What to do: Copy each line exactly. Leave nothing out.

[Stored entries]
------------------------------------------------------------------------

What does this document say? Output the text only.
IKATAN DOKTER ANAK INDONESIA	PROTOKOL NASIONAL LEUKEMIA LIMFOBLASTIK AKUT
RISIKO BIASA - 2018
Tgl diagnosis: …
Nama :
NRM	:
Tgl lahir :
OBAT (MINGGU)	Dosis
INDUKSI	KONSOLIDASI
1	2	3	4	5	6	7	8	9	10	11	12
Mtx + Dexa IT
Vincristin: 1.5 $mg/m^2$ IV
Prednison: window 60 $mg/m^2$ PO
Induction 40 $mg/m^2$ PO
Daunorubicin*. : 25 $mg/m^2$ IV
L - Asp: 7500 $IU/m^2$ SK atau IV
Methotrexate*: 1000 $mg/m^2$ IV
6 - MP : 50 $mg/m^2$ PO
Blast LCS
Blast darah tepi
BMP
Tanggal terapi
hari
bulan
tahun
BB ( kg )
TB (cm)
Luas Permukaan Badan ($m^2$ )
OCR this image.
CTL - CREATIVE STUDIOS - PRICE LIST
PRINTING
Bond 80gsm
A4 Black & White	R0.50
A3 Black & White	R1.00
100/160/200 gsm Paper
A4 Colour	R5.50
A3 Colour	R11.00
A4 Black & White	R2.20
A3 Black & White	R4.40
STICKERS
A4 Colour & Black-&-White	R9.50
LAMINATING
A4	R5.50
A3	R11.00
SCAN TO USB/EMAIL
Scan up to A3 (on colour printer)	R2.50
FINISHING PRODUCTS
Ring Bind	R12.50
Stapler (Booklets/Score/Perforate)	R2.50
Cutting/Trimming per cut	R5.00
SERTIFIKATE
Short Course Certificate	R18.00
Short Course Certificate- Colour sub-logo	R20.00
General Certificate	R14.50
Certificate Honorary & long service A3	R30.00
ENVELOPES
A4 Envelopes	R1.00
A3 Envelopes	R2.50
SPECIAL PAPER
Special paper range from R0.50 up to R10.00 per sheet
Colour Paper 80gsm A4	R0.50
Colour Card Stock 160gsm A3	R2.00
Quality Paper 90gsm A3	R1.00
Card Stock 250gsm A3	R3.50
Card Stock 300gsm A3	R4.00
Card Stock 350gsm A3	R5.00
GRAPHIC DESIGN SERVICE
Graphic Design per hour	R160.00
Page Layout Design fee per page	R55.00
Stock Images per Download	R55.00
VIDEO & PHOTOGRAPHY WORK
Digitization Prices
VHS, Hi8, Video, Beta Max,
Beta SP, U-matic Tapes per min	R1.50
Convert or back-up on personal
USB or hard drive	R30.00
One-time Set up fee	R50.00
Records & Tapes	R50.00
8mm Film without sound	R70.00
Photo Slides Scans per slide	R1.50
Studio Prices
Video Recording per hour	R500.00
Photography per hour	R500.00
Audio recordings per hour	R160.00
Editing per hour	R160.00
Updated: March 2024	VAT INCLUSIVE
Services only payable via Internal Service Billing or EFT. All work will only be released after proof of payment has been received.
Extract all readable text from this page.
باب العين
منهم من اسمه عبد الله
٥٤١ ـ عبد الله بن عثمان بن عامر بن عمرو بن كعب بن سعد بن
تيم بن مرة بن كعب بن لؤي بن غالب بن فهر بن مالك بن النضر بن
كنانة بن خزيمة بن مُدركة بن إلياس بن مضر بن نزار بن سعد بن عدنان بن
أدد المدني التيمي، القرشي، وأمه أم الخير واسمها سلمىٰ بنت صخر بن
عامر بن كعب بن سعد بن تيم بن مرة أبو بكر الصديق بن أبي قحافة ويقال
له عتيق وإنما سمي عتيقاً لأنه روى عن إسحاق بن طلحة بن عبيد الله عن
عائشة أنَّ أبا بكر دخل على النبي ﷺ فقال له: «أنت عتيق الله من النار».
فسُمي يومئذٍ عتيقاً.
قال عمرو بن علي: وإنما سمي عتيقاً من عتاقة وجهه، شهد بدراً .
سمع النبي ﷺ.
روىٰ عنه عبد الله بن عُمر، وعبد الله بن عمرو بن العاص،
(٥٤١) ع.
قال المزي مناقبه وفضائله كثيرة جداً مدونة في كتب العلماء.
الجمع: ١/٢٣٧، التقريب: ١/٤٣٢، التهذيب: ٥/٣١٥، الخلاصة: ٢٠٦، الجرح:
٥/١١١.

------------------------------------------------------------------------

Solution for this problem:
What does this document say? Output the text only.
IKATAN DOKTER ANAK INDONESIA	PROTOKOL NASIONAL LEUKEMIA LIMFOBLASTIK AKUT
RISIKO BIASA - 2018
Tgl diagnosis: …
Nama :
NRM	:
Tgl lahir :
OBAT (MINGGU)	Dosis
INDUKSI	KONSOLIDASI
1	2	3	4	5	6	7	8	9	10	11	12
Mtx + Dexa IT
Vincristin: 1.5 $mg/m^2$ IV
Prednison: window 60 $mg/m^2$ PO
Induction 40 $mg/m^2$ PO
Daunorubicin*. : 25 $mg/m^2$ IV
L - Asp: 7500 $IU/m^2$ SK atau IV
Methotrexate*: 1000 $mg/m^2$ IV
6 - MP : 50 $mg/m^2$ PO
Blast LCS
Blast darah tepi
BMP
Tanggal terapi
hari
bulan
tahun
BB ( kg )
TB (cm)
Luas Permukaan Badan ($m^2$ )
OCR this image.
CTL - CREATIVE STUDIOS - PRICE LIST
PRINTING
Bond 80gsm
A4 Black & White	R0.50
A3 Black & White	R1.00
100/160/200 gsm Paper
A4 Colour	R5.50
A3 Colour	R11.00
A4 Black & White	R2.20
A3 Black & White	R4.40
STICKERS
A4 Colour & Black-&-White	R9.50
LAMINATING
A4	R5.50
A3	R11.00
SCAN TO USB/EMAIL
Scan up to A3 (on colour printer)	R2.50
FINISHING PRODUCTS
Ring Bind	R12.50
Stapler (Booklets/Score/Perforate)	R2.50
Cutting/Trimming per cut	R5.00
SERTIFIKATE
Short Course Certificate	R18.00
Short Course Certificate- Colour sub-logo	R20.00
General Certificate	R14.50
Certificate Honorary & long service A3	R30.00
ENVELOPES
A4 Envelopes	R1.00
A3 Envelopes	R2.50
SPECIAL PAPER
Special paper range from R0.50 up to R10.00 per sheet
Colour Paper 80gsm A4	R0.50
Colour Card Stock 160gsm A3	R2.00
Quality Paper 90gsm A3	R1.00
Card Stock 250gsm A3	R3.50
Card Stock 300gsm A3	R4.00
Card Stock 350gsm A3	R5.00
GRAPHIC DESIGN SERVICE
Graphic Design per hour	R160.00
Page Layout Design fee per page	R55.00
Stock Images per Download	R55.00
VIDEO & PHOTOGRAPHY WORK
Digitization Prices
VHS, Hi8, Video, Beta Max,
Beta SP, U-matic Tapes per min	R1.50
Convert or back-up on personal
USB or hard drive	R30.00
One-time Set up fee	R50.00
Records & Tapes	R50.00
8mm Film without sound	R70.00
Photo Slides Scans per slide	R1.50
Studio Prices
Video Recording per hour	R500.00
Photography per hour	R500.00
Audio recordings per hour	R160.00
Editing per hour	R160.00
Updated: March 2024	VAT INCLUSIVE
Services only payable via Internal Service Billing or EFT. All work will only be released after proof of payment has been received.
Extract all readable text from this page.
باب العين
منهم من اسمه عبد الله
٥٤١ ـ عبد الله بن عثمان بن عامر بن عمرو بن كعب بن سعد بن
تيم بن مرة بن كعب بن لؤي بن غالب بن فهر بن مالك بن النضر بن
كنانة بن خزيمة بن مُدركة بن إلياس بن مضر بن نزار بن سعد بن عدنان بن
أدد المدني التيمي، القرشي، وأمه أم الخير واسمها سلمىٰ بنت صخر بن
عامر بن كعب بن سعد بن تيم بن مرة أبو بكر الصديق بن أبي قحافة ويقال
له عتيق وإنما سمي عتيقاً لأنه روى عن إسحاق بن طلحة بن عبيد الله عن
عائشة أنَّ أبا بكر دخل على النبي ﷺ فقال له: «أنت عتيق الله من النار».
فسُمي يومئذٍ عتيقاً.
قال عمرو بن علي: وإنما سمي عتيقاً من عتاقة وجهه، شهد بدراً .
سمع النبي ﷺ.
روىٰ عنه عبد الله بن عُمر، وعبد الله بن عمرو بن العاص،
(٥٤١) ع.
قال المزي مناقبه وفضائله كثيرة جداً مدونة في كتب العلماء.
الجمع: ١/٢٣٧، التقريب: ١/٤٣٢، التهذيب: ٥/٣١٥، الخلاصة: ٢٠٦، الجرح:
٥/١١١.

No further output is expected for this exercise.